[START Stored data]

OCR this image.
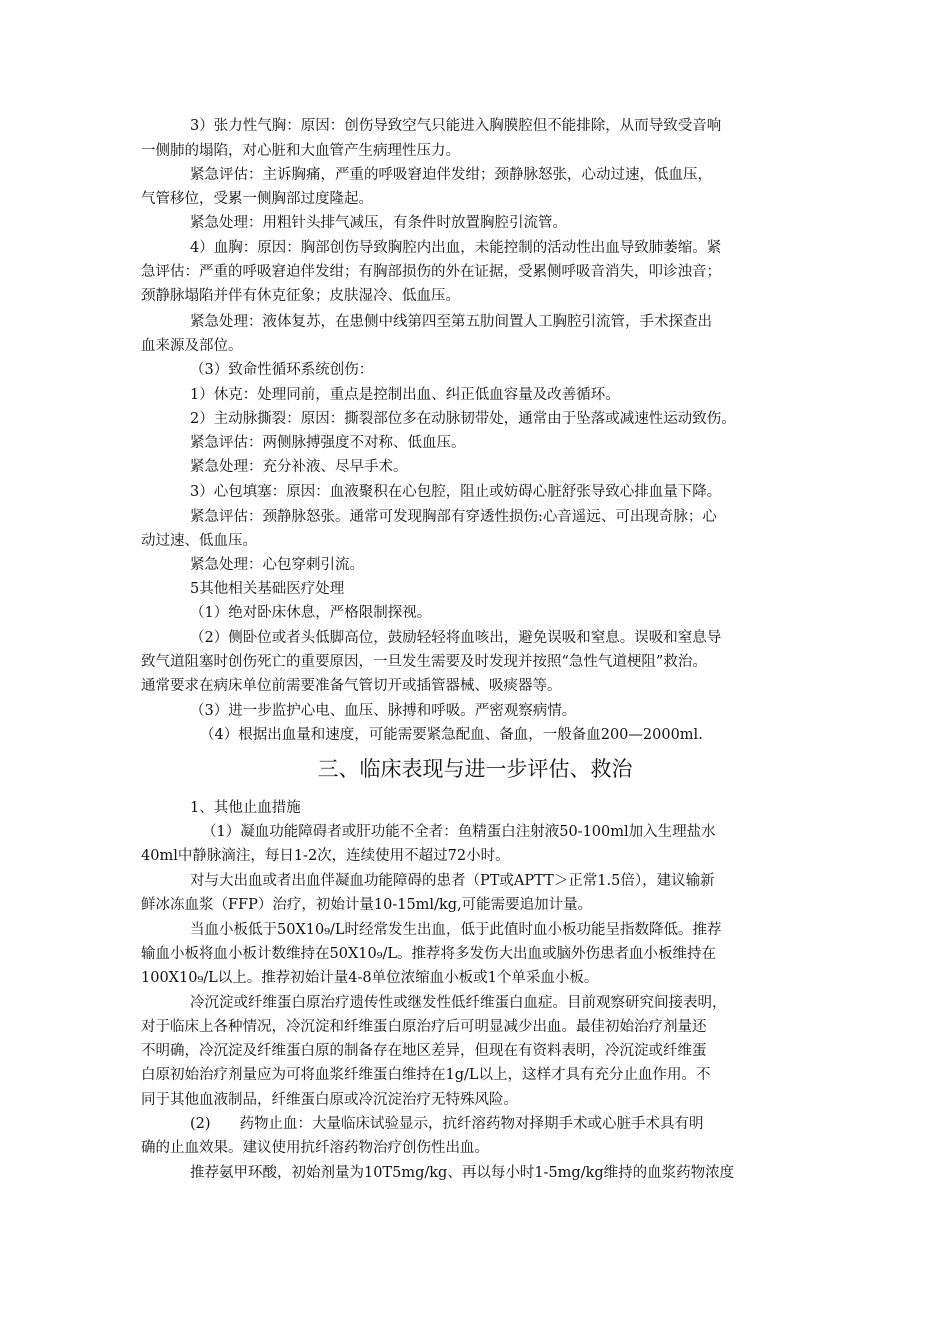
3）张力性气胸：原因：创伤导致空气只能进入胸膜腔但不能排除，从而导致受音响
一侧肺的塌陷，对心脏和大血管产生病理性压力。
紧急评估：主诉胸痛，严重的呼吸窘迫伴发绀；颈静脉怒张，心动过速，低血压，
气管移位，受累一侧胸部过度隆起。
紧急处理：用粗针头排气减压，有条件时放置胸腔引流管。
4）血胸：原因：胸部创伤导致胸腔内出血，未能控制的活动性出血导致肺萎缩。紧
急评估：严重的呼吸窘迫伴发绀；有胸部损伤的外在证据，受累侧呼吸音消失，叩诊浊音；
颈静脉塌陷并伴有休克征象；皮肤湿冷、低血压。
紧急处理：液体复苏，在患侧中线第四至第五肋间置人工胸腔引流管，手术探查出
血来源及部位。
（3）致命性循环系统创伤：
1）休克：处理同前，重点是控制出血、纠正低血容量及改善循环。
2）主动脉撕裂：原因：撕裂部位多在动脉韧带处，通常由于坠落或减速性运动致伤。
紧急评估：两侧脉搏强度不对称、低血压。
紧急处理：充分补液、尽早手术。
3）心包填塞：原因：血液聚积在心包腔，阻止或妨碍心脏舒张导致心排血量下降。
紧急评估：颈静脉怒张。通常可发现胸部有穿透性损伤:心音遥远、可出现奇脉；心
动过速、低血压。
紧急处理：心包穿刺引流。
5其他相关基础医疗处理
（1）绝对卧床休息，严格限制探视。
（2）侧卧位或者头低脚高位，鼓励轻轻将血咳出，避免误吸和窒息。误吸和窒息导
致气道阻塞时创伤死亡的重要原因，一旦发生需要及时发现并按照“急性气道梗阻”救治。
通常要求在病床单位前需要准备气管切开或插管器械、吸痰器等。
（3）进一步监护心电、血压、脉搏和呼吸。严密观察病情。
（4）根据出血量和速度，可能需要紧急配血、备血，一般备血200—2000ml.
三、临床表现与进一步评估、救治
1、其他止血措施
（1）凝血功能障碍者或肝功能不全者：鱼精蛋白注射液50-100ml加入生理盐水
40ml中静脉滴注，每日1-2次，连续使用不超过72小时。
对与大出血或者出血伴凝血功能障碍的患者（PT或APTT＞正常1.5倍），建议输新
鲜冰冻血浆（FFP）治疗，初始计量10-15ml/kg,可能需要追加计量。
当血小板低于50X10₉/L时经常发生出血，低于此值时血小板功能呈指数降低。推荐
输血小板将血小板计数维持在50X10₉/L。推荐将多发伤大出血或脑外伤患者血小板维持在
100X10₉/L以上。推荐初始计量4-8单位浓缩血小板或1个单采血小板。
冷沉淀或纤维蛋白原治疗遗传性或继发性低纤维蛋白血症。目前观察研究间接表明，
对于临床上各种情况，冷沉淀和纤维蛋白原治疗后可明显减少出血。最佳初始治疗剂量还
不明确，冷沉淀及纤维蛋白原的制备存在地区差异，但现在有资料表明，冷沉淀或纤维蛋
白原初始治疗剂量应为可将血浆纤维蛋白维持在1g/L以上，这样才具有充分止血作用。不
同于其他血液制品，纤维蛋白原或冷沉淀治疗无特殊风险。
(2)  药物止血：大量临床试验显示，抗纤溶药物对择期手术或心脏手术具有明
确的止血效果。建议使用抗纤溶药物治疗创伤性出血。
推荐氨甲环酸，初始剂量为10T5mg/kg、再以每小时1-5mg/kg维持的血浆药物浓度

[END Stored data]

What is required: Copy all the data exactly as written, but skip any picture.

Correct answer:
OCR this image.
3）张力性气胸：原因：创伤导致空气只能进入胸膜腔但不能排除，从而导致受音响
一侧肺的塌陷，对心脏和大血管产生病理性压力。
紧急评估：主诉胸痛，严重的呼吸窘迫伴发绀；颈静脉怒张，心动过速，低血压，
气管移位，受累一侧胸部过度隆起。
紧急处理：用粗针头排气减压，有条件时放置胸腔引流管。
4）血胸：原因：胸部创伤导致胸腔内出血，未能控制的活动性出血导致肺萎缩。紧
急评估：严重的呼吸窘迫伴发绀；有胸部损伤的外在证据，受累侧呼吸音消失，叩诊浊音；
颈静脉塌陷并伴有休克征象；皮肤湿冷、低血压。
紧急处理：液体复苏，在患侧中线第四至第五肋间置人工胸腔引流管，手术探查出
血来源及部位。
（3）致命性循环系统创伤：
1）休克：处理同前，重点是控制出血、纠正低血容量及改善循环。
2）主动脉撕裂：原因：撕裂部位多在动脉韧带处，通常由于坠落或减速性运动致伤。
紧急评估：两侧脉搏强度不对称、低血压。
紧急处理：充分补液、尽早手术。
3）心包填塞：原因：血液聚积在心包腔，阻止或妨碍心脏舒张导致心排血量下降。
紧急评估：颈静脉怒张。通常可发现胸部有穿透性损伤:心音遥远、可出现奇脉；心
动过速、低血压。
紧急处理：心包穿刺引流。
5其他相关基础医疗处理
（1）绝对卧床休息，严格限制探视。
（2）侧卧位或者头低脚高位，鼓励轻轻将血咳出，避免误吸和窒息。误吸和窒息导
致气道阻塞时创伤死亡的重要原因，一旦发生需要及时发现并按照“急性气道梗阻”救治。
通常要求在病床单位前需要准备气管切开或插管器械、吸痰器等。
（3）进一步监护心电、血压、脉搏和呼吸。严密观察病情。
（4）根据出血量和速度，可能需要紧急配血、备血，一般备血200—2000ml.
三、临床表现与进一步评估、救治
1、其他止血措施
（1）凝血功能障碍者或肝功能不全者：鱼精蛋白注射液50-100ml加入生理盐水
40ml中静脉滴注，每日1-2次，连续使用不超过72小时。
对与大出血或者出血伴凝血功能障碍的患者（PT或APTT＞正常1.5倍），建议输新
鲜冰冻血浆（FFP）治疗，初始计量10-15ml/kg,可能需要追加计量。
当血小板低于50X10₉/L时经常发生出血，低于此值时血小板功能呈指数降低。推荐
输血小板将血小板计数维持在50X10₉/L。推荐将多发伤大出血或脑外伤患者血小板维持在
100X10₉/L以上。推荐初始计量4-8单位浓缩血小板或1个单采血小板。
冷沉淀或纤维蛋白原治疗遗传性或继发性低纤维蛋白血症。目前观察研究间接表明，
对于临床上各种情况，冷沉淀和纤维蛋白原治疗后可明显减少出血。最佳初始治疗剂量还
不明确，冷沉淀及纤维蛋白原的制备存在地区差异，但现在有资料表明，冷沉淀或纤维蛋
白原初始治疗剂量应为可将血浆纤维蛋白维持在1g/L以上，这样才具有充分止血作用。不
同于其他血液制品，纤维蛋白原或冷沉淀治疗无特殊风险。
(2)  药物止血：大量临床试验显示，抗纤溶药物对择期手术或心脏手术具有明
确的止血效果。建议使用抗纤溶药物治疗创伤性出血。
推荐氨甲环酸，初始剂量为10T5mg/kg、再以每小时1-5mg/kg维持的血浆药物浓度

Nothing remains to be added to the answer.